Study text:
+ + + + + + +
Closing Summary

In this workshop, we explored the concept of providing Models as a Service (MaaS) using Red Hat OpenShift AI and 3Scale API Management.

Here’s a recap of what we covered:

Module 1: Introduction and Overview
- We discussed the challenges of managing AI infrastructure (IaaS) like GPUs directly and introduced the benefits of a Models as a Service (MaaS) approach, including cost savings, resource optimization, and centralized management.
- We outlined the workshop goals: deploying a model, exposing it via an API gateway, and consuming it in an application.
Module 2: Model Deployment and Configuration
- We familiarized ourselves with the OpenShift AI dashboard and its key components (Workbenches, Models, Connections).
- We reviewed a pre-deployed Granite model, its S3 connection, and explored model files using the ODH-TEC workbench.
- We learned how to deploy a new model (TinyLlama) using a custom Serving Runtime, connecting it to existing S3 storage.
- We tested both models using curl against their internal and external endpoints from a VSCode workbench.
Module 3: 3Scale API Gateway
- We learned how to access the 3Scale Admin and Developer Portals.
- We created an application in the Developer Portal to obtain API credentials for the pre-deployed Granite model and tested access via curl.
- We used the 3Scale Operator in the OpenShift Console to define a new Backend and Product for the TinyLlama model, linking it to the model deployed in Module 2.
+ + + + + + +
Data under study:
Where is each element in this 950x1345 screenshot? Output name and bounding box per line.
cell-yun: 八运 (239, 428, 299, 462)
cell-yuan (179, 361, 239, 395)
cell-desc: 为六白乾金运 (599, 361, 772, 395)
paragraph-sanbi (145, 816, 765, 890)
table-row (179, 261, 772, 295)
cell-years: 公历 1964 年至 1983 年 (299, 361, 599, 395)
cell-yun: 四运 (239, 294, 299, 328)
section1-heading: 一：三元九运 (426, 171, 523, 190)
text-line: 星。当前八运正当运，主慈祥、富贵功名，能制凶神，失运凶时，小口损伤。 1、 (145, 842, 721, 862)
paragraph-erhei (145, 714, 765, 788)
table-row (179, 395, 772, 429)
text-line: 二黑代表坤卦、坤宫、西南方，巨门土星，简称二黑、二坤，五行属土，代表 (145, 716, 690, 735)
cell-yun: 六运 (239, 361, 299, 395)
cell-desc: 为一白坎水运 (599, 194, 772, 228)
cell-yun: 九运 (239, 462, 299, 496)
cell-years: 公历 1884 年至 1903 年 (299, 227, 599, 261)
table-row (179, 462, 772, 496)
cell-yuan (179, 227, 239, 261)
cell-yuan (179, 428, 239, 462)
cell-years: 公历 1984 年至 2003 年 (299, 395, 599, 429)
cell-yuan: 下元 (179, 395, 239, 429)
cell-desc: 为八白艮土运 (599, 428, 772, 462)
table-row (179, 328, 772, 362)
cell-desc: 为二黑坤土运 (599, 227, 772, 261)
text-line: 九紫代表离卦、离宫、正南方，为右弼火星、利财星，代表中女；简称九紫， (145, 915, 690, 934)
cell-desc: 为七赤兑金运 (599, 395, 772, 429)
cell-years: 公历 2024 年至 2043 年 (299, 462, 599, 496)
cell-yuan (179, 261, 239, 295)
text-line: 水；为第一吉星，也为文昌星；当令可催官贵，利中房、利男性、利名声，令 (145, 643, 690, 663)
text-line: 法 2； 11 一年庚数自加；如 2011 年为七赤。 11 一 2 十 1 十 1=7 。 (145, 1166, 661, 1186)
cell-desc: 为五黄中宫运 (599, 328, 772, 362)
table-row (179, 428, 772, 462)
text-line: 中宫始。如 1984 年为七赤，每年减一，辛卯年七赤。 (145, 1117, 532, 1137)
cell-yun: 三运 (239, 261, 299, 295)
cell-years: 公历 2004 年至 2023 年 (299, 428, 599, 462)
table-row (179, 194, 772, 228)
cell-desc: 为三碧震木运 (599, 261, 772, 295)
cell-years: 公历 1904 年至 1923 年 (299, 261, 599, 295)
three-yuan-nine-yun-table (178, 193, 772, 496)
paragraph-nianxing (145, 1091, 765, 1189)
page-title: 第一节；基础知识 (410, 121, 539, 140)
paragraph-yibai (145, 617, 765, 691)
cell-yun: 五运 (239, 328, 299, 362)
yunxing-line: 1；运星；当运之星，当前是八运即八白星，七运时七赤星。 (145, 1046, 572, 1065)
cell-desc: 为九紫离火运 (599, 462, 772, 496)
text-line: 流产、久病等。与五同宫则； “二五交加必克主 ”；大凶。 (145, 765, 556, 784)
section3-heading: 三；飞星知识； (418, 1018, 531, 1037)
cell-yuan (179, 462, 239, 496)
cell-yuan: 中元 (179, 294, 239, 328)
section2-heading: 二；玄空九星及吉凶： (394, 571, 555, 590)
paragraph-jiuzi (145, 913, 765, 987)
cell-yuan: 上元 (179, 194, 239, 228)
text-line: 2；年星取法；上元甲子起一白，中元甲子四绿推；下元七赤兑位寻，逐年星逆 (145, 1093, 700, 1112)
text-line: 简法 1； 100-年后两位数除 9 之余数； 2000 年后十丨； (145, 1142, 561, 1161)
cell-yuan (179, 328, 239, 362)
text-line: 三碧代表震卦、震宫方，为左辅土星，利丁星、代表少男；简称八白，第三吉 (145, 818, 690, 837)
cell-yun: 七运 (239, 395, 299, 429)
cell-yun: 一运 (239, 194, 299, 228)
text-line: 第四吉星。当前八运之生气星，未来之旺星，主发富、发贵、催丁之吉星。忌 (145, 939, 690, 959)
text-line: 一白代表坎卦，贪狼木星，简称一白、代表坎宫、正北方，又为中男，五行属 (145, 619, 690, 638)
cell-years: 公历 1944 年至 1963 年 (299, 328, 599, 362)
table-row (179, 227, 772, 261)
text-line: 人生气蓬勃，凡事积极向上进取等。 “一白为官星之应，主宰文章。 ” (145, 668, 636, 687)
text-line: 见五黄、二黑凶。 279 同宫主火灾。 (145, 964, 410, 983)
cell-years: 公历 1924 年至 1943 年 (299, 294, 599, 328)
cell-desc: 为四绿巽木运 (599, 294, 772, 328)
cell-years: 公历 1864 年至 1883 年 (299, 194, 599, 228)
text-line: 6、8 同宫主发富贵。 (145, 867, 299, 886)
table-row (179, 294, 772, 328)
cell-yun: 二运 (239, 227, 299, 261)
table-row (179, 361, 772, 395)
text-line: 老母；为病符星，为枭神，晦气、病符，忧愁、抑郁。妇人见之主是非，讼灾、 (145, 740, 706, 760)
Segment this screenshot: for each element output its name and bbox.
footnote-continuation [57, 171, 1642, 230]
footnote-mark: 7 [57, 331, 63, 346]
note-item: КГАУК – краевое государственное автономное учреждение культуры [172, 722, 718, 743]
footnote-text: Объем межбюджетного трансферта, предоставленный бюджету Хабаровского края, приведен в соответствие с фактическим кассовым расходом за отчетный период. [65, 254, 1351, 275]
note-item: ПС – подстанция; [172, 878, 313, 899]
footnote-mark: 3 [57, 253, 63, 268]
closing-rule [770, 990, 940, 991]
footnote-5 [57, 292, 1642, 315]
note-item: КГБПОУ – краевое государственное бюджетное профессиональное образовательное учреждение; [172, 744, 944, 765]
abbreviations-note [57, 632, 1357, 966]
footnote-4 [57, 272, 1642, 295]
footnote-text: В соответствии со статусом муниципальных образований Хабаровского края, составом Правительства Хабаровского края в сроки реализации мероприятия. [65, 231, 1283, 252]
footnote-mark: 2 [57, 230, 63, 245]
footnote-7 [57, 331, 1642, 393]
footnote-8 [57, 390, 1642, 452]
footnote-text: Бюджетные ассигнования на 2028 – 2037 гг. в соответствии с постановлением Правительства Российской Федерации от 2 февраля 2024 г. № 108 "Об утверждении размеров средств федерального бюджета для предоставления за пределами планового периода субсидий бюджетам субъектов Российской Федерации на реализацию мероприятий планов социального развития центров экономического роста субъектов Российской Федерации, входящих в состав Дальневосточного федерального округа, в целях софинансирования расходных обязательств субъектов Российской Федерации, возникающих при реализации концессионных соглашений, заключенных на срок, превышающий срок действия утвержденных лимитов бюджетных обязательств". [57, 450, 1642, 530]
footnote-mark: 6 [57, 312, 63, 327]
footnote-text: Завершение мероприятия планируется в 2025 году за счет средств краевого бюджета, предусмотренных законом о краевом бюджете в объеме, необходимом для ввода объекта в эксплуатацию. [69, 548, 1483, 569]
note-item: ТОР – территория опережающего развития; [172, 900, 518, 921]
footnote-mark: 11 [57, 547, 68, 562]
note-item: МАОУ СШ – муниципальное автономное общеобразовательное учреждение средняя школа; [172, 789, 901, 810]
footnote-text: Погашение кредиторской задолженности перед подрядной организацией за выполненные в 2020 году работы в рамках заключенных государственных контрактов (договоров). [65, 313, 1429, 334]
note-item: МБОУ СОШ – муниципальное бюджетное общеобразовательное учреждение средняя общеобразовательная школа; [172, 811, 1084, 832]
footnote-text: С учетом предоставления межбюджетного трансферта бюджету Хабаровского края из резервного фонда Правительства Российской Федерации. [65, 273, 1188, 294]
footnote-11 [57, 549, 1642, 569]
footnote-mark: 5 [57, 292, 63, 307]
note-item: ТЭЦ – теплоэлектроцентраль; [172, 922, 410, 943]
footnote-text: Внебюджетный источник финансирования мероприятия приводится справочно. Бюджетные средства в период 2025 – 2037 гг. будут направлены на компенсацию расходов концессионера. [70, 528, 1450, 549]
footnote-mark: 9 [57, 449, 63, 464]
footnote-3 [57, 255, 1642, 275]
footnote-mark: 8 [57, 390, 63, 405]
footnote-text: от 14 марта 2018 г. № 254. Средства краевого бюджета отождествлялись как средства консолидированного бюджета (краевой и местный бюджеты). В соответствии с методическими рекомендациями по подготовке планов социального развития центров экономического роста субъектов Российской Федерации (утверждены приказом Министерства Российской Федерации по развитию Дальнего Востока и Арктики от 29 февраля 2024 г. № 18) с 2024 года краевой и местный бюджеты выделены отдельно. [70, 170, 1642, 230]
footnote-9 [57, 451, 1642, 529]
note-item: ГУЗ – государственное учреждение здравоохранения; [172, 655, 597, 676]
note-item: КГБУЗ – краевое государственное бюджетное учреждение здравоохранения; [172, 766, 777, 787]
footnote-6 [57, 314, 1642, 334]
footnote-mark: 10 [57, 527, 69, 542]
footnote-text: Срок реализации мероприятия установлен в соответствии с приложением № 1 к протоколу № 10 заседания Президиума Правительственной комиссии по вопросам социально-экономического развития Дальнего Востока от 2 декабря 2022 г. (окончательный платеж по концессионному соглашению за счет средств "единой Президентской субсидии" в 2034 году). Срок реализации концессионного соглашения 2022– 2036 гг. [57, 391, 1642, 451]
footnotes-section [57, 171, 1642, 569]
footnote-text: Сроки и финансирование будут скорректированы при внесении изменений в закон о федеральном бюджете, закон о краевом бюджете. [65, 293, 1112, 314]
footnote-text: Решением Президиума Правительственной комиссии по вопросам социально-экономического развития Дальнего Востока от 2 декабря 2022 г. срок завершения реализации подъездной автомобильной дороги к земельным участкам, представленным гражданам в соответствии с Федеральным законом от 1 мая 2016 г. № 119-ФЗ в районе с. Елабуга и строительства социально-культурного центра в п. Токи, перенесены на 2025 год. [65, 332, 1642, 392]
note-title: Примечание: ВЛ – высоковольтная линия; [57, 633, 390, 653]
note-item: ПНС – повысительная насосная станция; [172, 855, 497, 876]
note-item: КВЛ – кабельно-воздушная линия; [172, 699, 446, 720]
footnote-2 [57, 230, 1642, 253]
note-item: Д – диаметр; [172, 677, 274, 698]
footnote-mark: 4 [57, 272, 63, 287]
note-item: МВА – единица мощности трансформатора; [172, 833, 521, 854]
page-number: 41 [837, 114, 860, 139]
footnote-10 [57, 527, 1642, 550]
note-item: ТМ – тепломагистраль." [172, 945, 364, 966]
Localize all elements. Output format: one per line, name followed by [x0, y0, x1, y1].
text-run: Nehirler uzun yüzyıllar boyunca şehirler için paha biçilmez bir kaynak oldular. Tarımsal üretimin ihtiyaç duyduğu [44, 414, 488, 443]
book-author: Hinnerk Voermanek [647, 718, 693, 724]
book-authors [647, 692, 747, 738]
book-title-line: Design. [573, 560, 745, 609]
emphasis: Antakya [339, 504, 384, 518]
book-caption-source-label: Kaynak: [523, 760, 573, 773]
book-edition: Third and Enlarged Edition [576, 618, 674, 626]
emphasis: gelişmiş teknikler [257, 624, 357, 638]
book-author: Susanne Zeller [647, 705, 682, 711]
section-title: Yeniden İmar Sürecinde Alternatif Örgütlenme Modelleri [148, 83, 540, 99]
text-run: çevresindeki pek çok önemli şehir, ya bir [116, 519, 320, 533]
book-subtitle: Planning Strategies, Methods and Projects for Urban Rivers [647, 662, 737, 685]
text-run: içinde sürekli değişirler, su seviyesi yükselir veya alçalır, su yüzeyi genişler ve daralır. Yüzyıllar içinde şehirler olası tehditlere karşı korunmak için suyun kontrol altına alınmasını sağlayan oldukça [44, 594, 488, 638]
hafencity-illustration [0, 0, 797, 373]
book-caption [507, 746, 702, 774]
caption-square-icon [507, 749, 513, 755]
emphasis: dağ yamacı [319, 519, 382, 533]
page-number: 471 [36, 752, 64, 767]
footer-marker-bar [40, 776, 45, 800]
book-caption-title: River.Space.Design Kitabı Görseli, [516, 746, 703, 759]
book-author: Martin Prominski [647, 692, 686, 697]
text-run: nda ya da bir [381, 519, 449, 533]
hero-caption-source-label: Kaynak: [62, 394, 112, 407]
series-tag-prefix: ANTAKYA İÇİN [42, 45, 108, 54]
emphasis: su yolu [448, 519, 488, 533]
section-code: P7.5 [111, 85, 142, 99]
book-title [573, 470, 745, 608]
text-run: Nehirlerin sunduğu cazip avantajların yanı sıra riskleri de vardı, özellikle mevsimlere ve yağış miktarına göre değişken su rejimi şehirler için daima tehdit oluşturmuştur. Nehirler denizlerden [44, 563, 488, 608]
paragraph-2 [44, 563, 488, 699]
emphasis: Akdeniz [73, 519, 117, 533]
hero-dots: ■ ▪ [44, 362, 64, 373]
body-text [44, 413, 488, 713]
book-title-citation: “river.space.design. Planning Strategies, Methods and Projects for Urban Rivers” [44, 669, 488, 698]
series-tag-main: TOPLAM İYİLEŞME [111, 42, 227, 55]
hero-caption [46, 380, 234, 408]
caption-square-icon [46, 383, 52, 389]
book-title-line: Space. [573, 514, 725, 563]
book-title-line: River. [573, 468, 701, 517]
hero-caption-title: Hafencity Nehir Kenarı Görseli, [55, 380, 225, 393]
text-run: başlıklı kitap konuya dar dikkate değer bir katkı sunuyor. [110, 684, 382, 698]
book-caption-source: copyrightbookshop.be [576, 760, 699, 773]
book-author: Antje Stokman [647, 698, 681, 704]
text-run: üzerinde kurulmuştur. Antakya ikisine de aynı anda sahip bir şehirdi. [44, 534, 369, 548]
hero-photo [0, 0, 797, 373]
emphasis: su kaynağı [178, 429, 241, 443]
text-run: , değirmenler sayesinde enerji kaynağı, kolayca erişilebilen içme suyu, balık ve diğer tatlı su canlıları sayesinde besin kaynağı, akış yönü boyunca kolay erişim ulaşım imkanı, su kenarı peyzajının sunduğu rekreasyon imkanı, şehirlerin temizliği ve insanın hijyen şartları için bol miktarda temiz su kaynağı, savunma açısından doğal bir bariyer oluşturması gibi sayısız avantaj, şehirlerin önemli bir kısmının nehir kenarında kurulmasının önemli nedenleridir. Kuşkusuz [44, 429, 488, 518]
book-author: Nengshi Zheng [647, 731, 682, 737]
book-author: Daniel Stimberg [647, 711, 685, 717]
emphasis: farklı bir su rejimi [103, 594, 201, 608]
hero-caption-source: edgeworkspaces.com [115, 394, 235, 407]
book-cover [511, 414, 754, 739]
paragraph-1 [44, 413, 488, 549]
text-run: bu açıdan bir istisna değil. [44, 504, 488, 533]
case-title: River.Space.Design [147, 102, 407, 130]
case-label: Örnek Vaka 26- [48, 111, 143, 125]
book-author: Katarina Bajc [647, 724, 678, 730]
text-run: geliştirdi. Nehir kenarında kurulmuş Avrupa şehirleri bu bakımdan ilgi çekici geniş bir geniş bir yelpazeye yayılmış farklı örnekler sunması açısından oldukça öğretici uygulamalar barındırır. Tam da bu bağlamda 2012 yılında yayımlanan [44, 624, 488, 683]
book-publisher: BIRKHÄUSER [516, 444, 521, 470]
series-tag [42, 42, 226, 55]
+ + + + + + +
Questions to answer:
[A] According to the workshop summary, why was an application created in the 3Scale Developer Portal? Answer in one to three sentences.
[B] Resume the workshop summary after its last line.

Exercise results:
[A] The application was created to obtain API credentials for the pre-deployed Granite model. Those credentials were then used to test access via curl.

[B]
- We promoted the new API configuration to production, added API documentation (ActiveDocs), subscribed a user to the new product, and tested access.
Module 4: Connect App to LLM as a Service Model
- We created a custom Connection in OpenShift AI, storing the 3Scale API endpoint and key for one of our models.
- We launched an AnythingLLM application using a custom Workbench image.
- We attached the custom Connection to the AnythingLLM workbench, allowing it to automatically configure itself to use the selected LLM via the 3Scale gateway.
- We interacted with the model through the AnythingLLM chat interface.
- We explored the analytics on model usage in the 3Scale Developer and Admin Portal.

Key Lessons Learned:

OpenShift AI provides a robust platform for deploying and managing AI/ML models, including LLMs.
Using custom Serving Runtimes allows flexibility in deploying different types of models.
Connections simplify the process of securely injecting credentials and configurations into Workbenches and model servers.
3Scale API Gateway is essential for managing access, security, and usage policies for your model APIs.
Automating 3Scale configuration via its Operator streamlines the process of exposing new models.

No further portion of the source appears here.